- **Exercise goal**: Keep every line where the word "annotation" appears; drop the rest.

- **Records that describe figures**:

────────────────────

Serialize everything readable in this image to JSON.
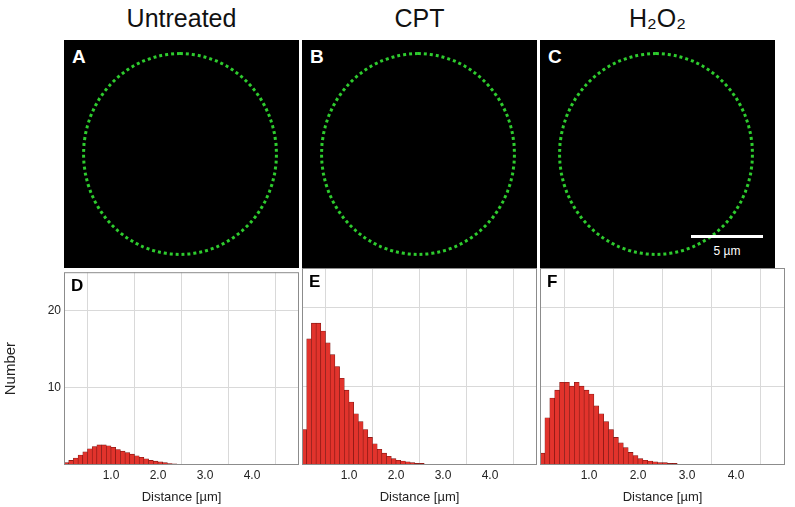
{
  "columns": [
    "Untreated",
    "CPT",
    "H₂O₂"
  ],
  "images": [
    {
      "label": "A"
    },
    {
      "label": "B"
    },
    {
      "label": "C",
      "scale_bar": "5 µm"
    }
  ],
  "chart_data": [
    {
      "type": "histogram",
      "annotation": "D",
      "x_label": "Distance [µm]",
      "y_label": "Number",
      "bins": [
        0,
        0.1,
        0.2,
        0.3,
        0.4,
        0.5,
        0.6,
        0.7,
        0.8,
        0.9,
        1.0,
        1.1,
        1.2,
        1.3,
        1.4,
        1.5,
        1.6,
        1.7,
        1.8,
        1.9,
        2.0,
        2.1,
        2.2,
        2.3,
        2.4,
        2.5,
        2.6,
        2.7,
        2.8,
        2.9,
        3.0,
        3.1,
        3.2,
        3.3,
        3.4,
        3.5,
        3.6,
        3.7,
        3.8,
        3.9,
        4.0
      ],
      "values": [
        0.3,
        0.6,
        0.9,
        1.3,
        1.7,
        2.1,
        2.4,
        2.6,
        2.6,
        2.5,
        2.3,
        2.0,
        1.8,
        1.6,
        1.4,
        1.2,
        1.0,
        0.8,
        0.6,
        0.5,
        0.4,
        0.3,
        0.2,
        0.15,
        0.1,
        0.1,
        0.05,
        0,
        0,
        0,
        0,
        0,
        0,
        0,
        0,
        0,
        0,
        0,
        0,
        0
      ],
      "color": "#e2332c",
      "xlim": [
        0,
        5
      ],
      "xticks": [
        {
          "value": 1,
          "label": "1.0"
        },
        {
          "value": 2,
          "label": "2.0"
        },
        {
          "value": 3,
          "label": "3.0"
        },
        {
          "value": 4,
          "label": "4.0"
        }
      ],
      "ylim": [
        0,
        25
      ],
      "yticks": [
        10,
        20
      ],
      "grid": true,
      "tick_labels": true
    },
    {
      "type": "histogram",
      "annotation": "E",
      "x_label": "Distance [µm]",
      "bins": [
        0,
        0.1,
        0.2,
        0.3,
        0.4,
        0.5,
        0.6,
        0.7,
        0.8,
        0.9,
        1.0,
        1.1,
        1.2,
        1.3,
        1.4,
        1.5,
        1.6,
        1.7,
        1.8,
        1.9,
        2.0,
        2.1,
        2.2,
        2.3,
        2.4,
        2.5,
        2.6,
        2.7,
        2.8,
        2.9,
        3.0,
        3.1,
        3.2,
        3.3,
        3.4,
        3.5,
        3.6,
        3.7,
        3.8,
        3.9,
        4.0
      ],
      "values": [
        4.5,
        16,
        18,
        18,
        17,
        15.5,
        14,
        12.5,
        11,
        9.5,
        8,
        6.5,
        5.5,
        4.5,
        3.5,
        2.7,
        2,
        1.5,
        1.1,
        0.8,
        0.6,
        0.5,
        0.4,
        0.3,
        0.2,
        0.2,
        0.1,
        0.1,
        0.05,
        0,
        0,
        0,
        0,
        0,
        0,
        0,
        0,
        0,
        0,
        0
      ],
      "color": "#e2332c",
      "xlim": [
        0,
        5
      ],
      "xticks": [
        {
          "value": 1,
          "label": "1.0"
        },
        {
          "value": 2,
          "label": "2.0"
        },
        {
          "value": 3,
          "label": "3.0"
        },
        {
          "value": 4,
          "label": "4.0"
        }
      ],
      "ylim": [
        0,
        25
      ],
      "yticks": [
        10,
        20
      ],
      "grid": true,
      "tick_labels": "x"
    },
    {
      "type": "histogram",
      "annotation": "F",
      "x_label": "Distance [µm]",
      "bins": [
        0,
        0.1,
        0.2,
        0.3,
        0.4,
        0.5,
        0.6,
        0.7,
        0.8,
        0.9,
        1.0,
        1.1,
        1.2,
        1.3,
        1.4,
        1.5,
        1.6,
        1.7,
        1.8,
        1.9,
        2.0,
        2.1,
        2.2,
        2.3,
        2.4,
        2.5,
        2.6,
        2.7,
        2.8,
        2.9,
        3.0,
        3.1,
        3.2,
        3.3,
        3.4,
        3.5,
        3.6,
        3.7,
        3.8,
        3.9,
        4.0
      ],
      "values": [
        1.5,
        6,
        8.5,
        9.5,
        10.5,
        10.5,
        10,
        10.5,
        10,
        9.5,
        9,
        7.5,
        6.5,
        5.5,
        4.5,
        3.5,
        2.8,
        2.2,
        1.6,
        1.2,
        0.8,
        0.6,
        0.5,
        0.4,
        0.3,
        0.3,
        0.2,
        0.2,
        0.1,
        0.1,
        0.1,
        0.05,
        0.05,
        0.05,
        0.05,
        0.05,
        0.05,
        0.1,
        0.05,
        0
      ],
      "color": "#e2332c",
      "xlim": [
        0,
        5
      ],
      "xticks": [
        {
          "value": 1,
          "label": "1.0"
        },
        {
          "value": 2,
          "label": "2.0"
        },
        {
          "value": 3,
          "label": "3.0"
        },
        {
          "value": 4,
          "label": "4.0"
        }
      ],
      "ylim": [
        0,
        25
      ],
      "yticks": [
        10,
        20
      ],
      "grid": true,
      "tick_labels": "x"
    }
  ]
}
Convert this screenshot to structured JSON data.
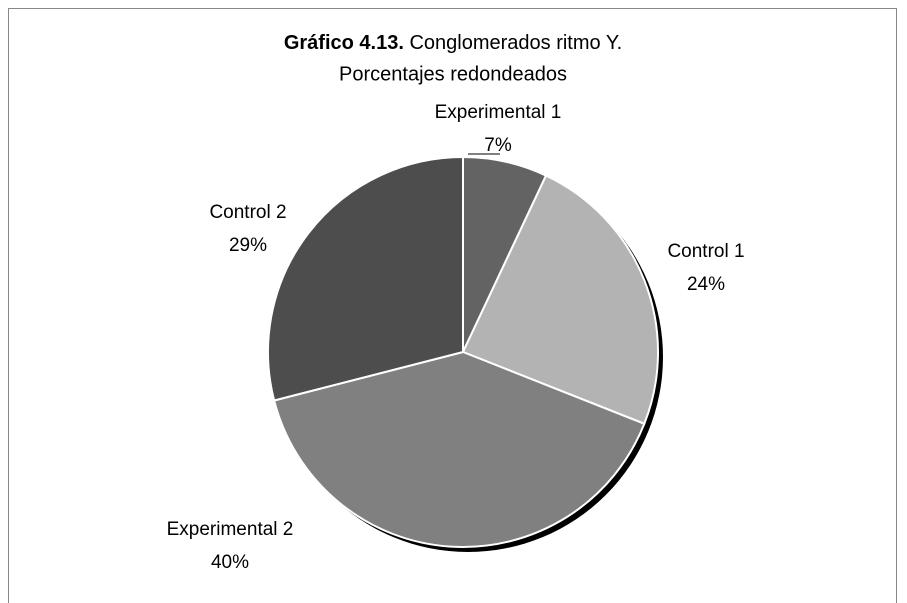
{
  "chart_data": {
    "type": "pie",
    "title_label": "Gráfico 4.13.",
    "title": "Conglomerados ritmo Y.",
    "subtitle": "Porcentajes redondeados",
    "categories": [
      "Experimental 1",
      "Control 1",
      "Experimental 2",
      "Control 2"
    ],
    "values": [
      7,
      24,
      40,
      29
    ],
    "value_labels": [
      "7%",
      "24%",
      "40%",
      "29%"
    ],
    "colors": [
      "#636363",
      "#b3b3b3",
      "#808080",
      "#4d4d4d"
    ]
  }
}
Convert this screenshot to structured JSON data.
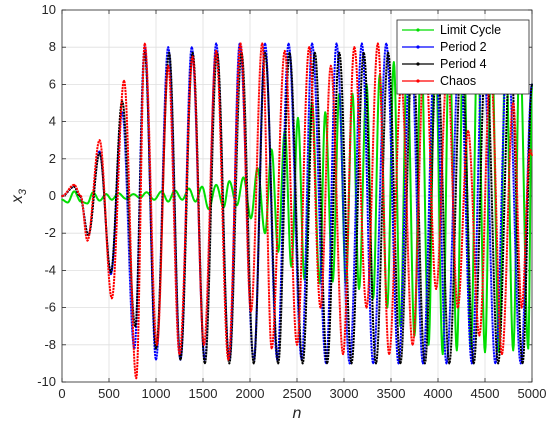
{
  "chart_data": {
    "type": "line",
    "xlabel": "n",
    "ylabel": "x",
    "ylabel_subscript": "3",
    "xlim": [
      0,
      5000
    ],
    "ylim": [
      -10,
      10
    ],
    "x_ticks": [
      0,
      500,
      1000,
      1500,
      2000,
      2500,
      3000,
      3500,
      4000,
      4500,
      5000
    ],
    "y_ticks": [
      -10,
      -8,
      -6,
      -4,
      -2,
      0,
      2,
      4,
      6,
      8,
      10
    ],
    "grid": true,
    "legend_position": "top-right",
    "series": [
      {
        "name": "Limit Cycle",
        "color": "#00dd00",
        "points": [
          [
            0,
            -0.2
          ],
          [
            60,
            -0.35
          ],
          [
            130,
            0.25
          ],
          [
            200,
            -0.3
          ],
          [
            270,
            -0.4
          ],
          [
            330,
            0.2
          ],
          [
            400,
            -0.25
          ],
          [
            470,
            0.1
          ],
          [
            530,
            -0.2
          ],
          [
            600,
            0.15
          ],
          [
            680,
            -0.15
          ],
          [
            760,
            0.1
          ],
          [
            830,
            -0.1
          ],
          [
            900,
            0.2
          ],
          [
            980,
            -0.2
          ],
          [
            1060,
            0.25
          ],
          [
            1130,
            -0.3
          ],
          [
            1200,
            0.3
          ],
          [
            1280,
            -0.2
          ],
          [
            1350,
            0.4
          ],
          [
            1420,
            -0.3
          ],
          [
            1490,
            0.5
          ],
          [
            1560,
            -0.7
          ],
          [
            1640,
            0.6
          ],
          [
            1720,
            -0.6
          ],
          [
            1780,
            0.8
          ],
          [
            1860,
            -0.5
          ],
          [
            1930,
            1.0
          ],
          [
            2010,
            -1.2
          ],
          [
            2080,
            1.5
          ],
          [
            2160,
            -2.0
          ],
          [
            2230,
            2.5
          ],
          [
            2300,
            -3.0
          ],
          [
            2370,
            3.5
          ],
          [
            2440,
            -3.8
          ],
          [
            2510,
            4.2
          ],
          [
            2580,
            -4.5
          ],
          [
            2660,
            5.0
          ],
          [
            2740,
            -4.7
          ],
          [
            2800,
            4.5
          ],
          [
            2880,
            -4.6
          ],
          [
            2950,
            5.5
          ],
          [
            3020,
            -4.7
          ],
          [
            3090,
            5.5
          ],
          [
            3160,
            -5.0
          ],
          [
            3240,
            6.0
          ],
          [
            3310,
            -5.5
          ],
          [
            3380,
            6.5
          ],
          [
            3460,
            -6.0
          ],
          [
            3530,
            7.2
          ],
          [
            3600,
            -7.0
          ],
          [
            3670,
            7.5
          ],
          [
            3750,
            -7.5
          ],
          [
            3820,
            8.2
          ],
          [
            3900,
            -8.0
          ],
          [
            3970,
            8.5
          ],
          [
            4050,
            -8.5
          ],
          [
            4120,
            8.6
          ],
          [
            4200,
            -8.3
          ],
          [
            4270,
            8.5
          ],
          [
            4350,
            -8.2
          ],
          [
            4420,
            8.5
          ],
          [
            4500,
            -8.4
          ],
          [
            4570,
            8.3
          ],
          [
            4650,
            -8.4
          ],
          [
            4720,
            8.2
          ],
          [
            4800,
            -8.3
          ],
          [
            4870,
            8.0
          ],
          [
            4960,
            -8.2
          ],
          [
            5000,
            6.0
          ]
        ]
      },
      {
        "name": "Period 2",
        "color": "#0000ff",
        "points": [
          [
            0,
            0.0
          ],
          [
            130,
            0.5
          ],
          [
            190,
            0.0
          ],
          [
            280,
            -2.1
          ],
          [
            400,
            2.4
          ],
          [
            520,
            -4.2
          ],
          [
            640,
            4.5
          ],
          [
            770,
            -8.2
          ],
          [
            880,
            8.0
          ],
          [
            1000,
            -8.8
          ],
          [
            1130,
            8.0
          ],
          [
            1260,
            -8.8
          ],
          [
            1380,
            8.0
          ],
          [
            1520,
            -8.8
          ],
          [
            1640,
            8.2
          ],
          [
            1780,
            -8.8
          ],
          [
            1890,
            8.2
          ],
          [
            2040,
            -8.8
          ],
          [
            2160,
            8.2
          ],
          [
            2290,
            -8.8
          ],
          [
            2410,
            8.2
          ],
          [
            2550,
            -8.8
          ],
          [
            2660,
            8.2
          ],
          [
            2810,
            -9.0
          ],
          [
            2920,
            8.2
          ],
          [
            3060,
            -9.0
          ],
          [
            3190,
            8.2
          ],
          [
            3310,
            -9.0
          ],
          [
            3450,
            8.2
          ],
          [
            3580,
            -9.0
          ],
          [
            3710,
            8.2
          ],
          [
            3840,
            -9.0
          ],
          [
            3970,
            8.2
          ],
          [
            4090,
            -9.0
          ],
          [
            4230,
            8.2
          ],
          [
            4360,
            -9.0
          ],
          [
            4480,
            8.2
          ],
          [
            4610,
            -9.0
          ],
          [
            4740,
            8.2
          ],
          [
            4880,
            -9.0
          ],
          [
            5000,
            6.0
          ]
        ]
      },
      {
        "name": "Period 4",
        "color": "#000000",
        "points": [
          [
            0,
            0.0
          ],
          [
            130,
            0.5
          ],
          [
            190,
            0.0
          ],
          [
            280,
            -2.1
          ],
          [
            400,
            2.3
          ],
          [
            520,
            -4.1
          ],
          [
            640,
            5.1
          ],
          [
            780,
            -7.0
          ],
          [
            880,
            7.7
          ],
          [
            1000,
            -8.2
          ],
          [
            1140,
            7.7
          ],
          [
            1260,
            -8.8
          ],
          [
            1390,
            7.7
          ],
          [
            1520,
            -9.0
          ],
          [
            1650,
            7.7
          ],
          [
            1780,
            -9.0
          ],
          [
            1910,
            7.7
          ],
          [
            2040,
            -9.0
          ],
          [
            2160,
            7.7
          ],
          [
            2300,
            -9.0
          ],
          [
            2420,
            7.7
          ],
          [
            2560,
            -9.0
          ],
          [
            2690,
            7.7
          ],
          [
            2820,
            -9.0
          ],
          [
            2950,
            7.7
          ],
          [
            3080,
            -9.0
          ],
          [
            3210,
            7.7
          ],
          [
            3340,
            -9.0
          ],
          [
            3470,
            7.7
          ],
          [
            3600,
            -9.0
          ],
          [
            3730,
            7.7
          ],
          [
            3860,
            -9.0
          ],
          [
            3990,
            7.7
          ],
          [
            4120,
            -9.0
          ],
          [
            4250,
            7.7
          ],
          [
            4380,
            -9.0
          ],
          [
            4510,
            7.7
          ],
          [
            4640,
            -9.0
          ],
          [
            4770,
            7.7
          ],
          [
            4900,
            -9.0
          ],
          [
            5000,
            6.0
          ]
        ]
      },
      {
        "name": "Chaos",
        "color": "#ff0000",
        "points": [
          [
            0,
            0.0
          ],
          [
            130,
            0.6
          ],
          [
            200,
            0.0
          ],
          [
            270,
            -2.4
          ],
          [
            400,
            3.0
          ],
          [
            530,
            -5.5
          ],
          [
            660,
            6.2
          ],
          [
            790,
            -9.8
          ],
          [
            880,
            8.2
          ],
          [
            1010,
            -8.0
          ],
          [
            1130,
            7.0
          ],
          [
            1250,
            -8.5
          ],
          [
            1390,
            7.5
          ],
          [
            1510,
            -8.0
          ],
          [
            1640,
            7.8
          ],
          [
            1770,
            -8.8
          ],
          [
            1900,
            8.2
          ],
          [
            2010,
            -6.2
          ],
          [
            2130,
            8.2
          ],
          [
            2230,
            -8.2
          ],
          [
            2370,
            7.8
          ],
          [
            2500,
            -8.0
          ],
          [
            2630,
            8.0
          ],
          [
            2750,
            -6.0
          ],
          [
            2860,
            7.0
          ],
          [
            2990,
            -8.5
          ],
          [
            3110,
            8.0
          ],
          [
            3240,
            -6.0
          ],
          [
            3360,
            8.2
          ],
          [
            3480,
            -8.5
          ],
          [
            3610,
            6.0
          ],
          [
            3730,
            -8.0
          ],
          [
            3860,
            8.2
          ],
          [
            3980,
            -5.0
          ],
          [
            4100,
            7.0
          ],
          [
            4210,
            -6.0
          ],
          [
            4320,
            3.5
          ],
          [
            4440,
            -7.5
          ],
          [
            4560,
            6.8
          ],
          [
            4680,
            -8.5
          ],
          [
            4800,
            5.0
          ],
          [
            4890,
            -6.0
          ],
          [
            4980,
            2.5
          ],
          [
            5000,
            2.2
          ]
        ]
      }
    ]
  }
}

────────────────────

- **Answer to the exercise**:
      "annotation": "D",
      "annotation": "E",
      "annotation": "F",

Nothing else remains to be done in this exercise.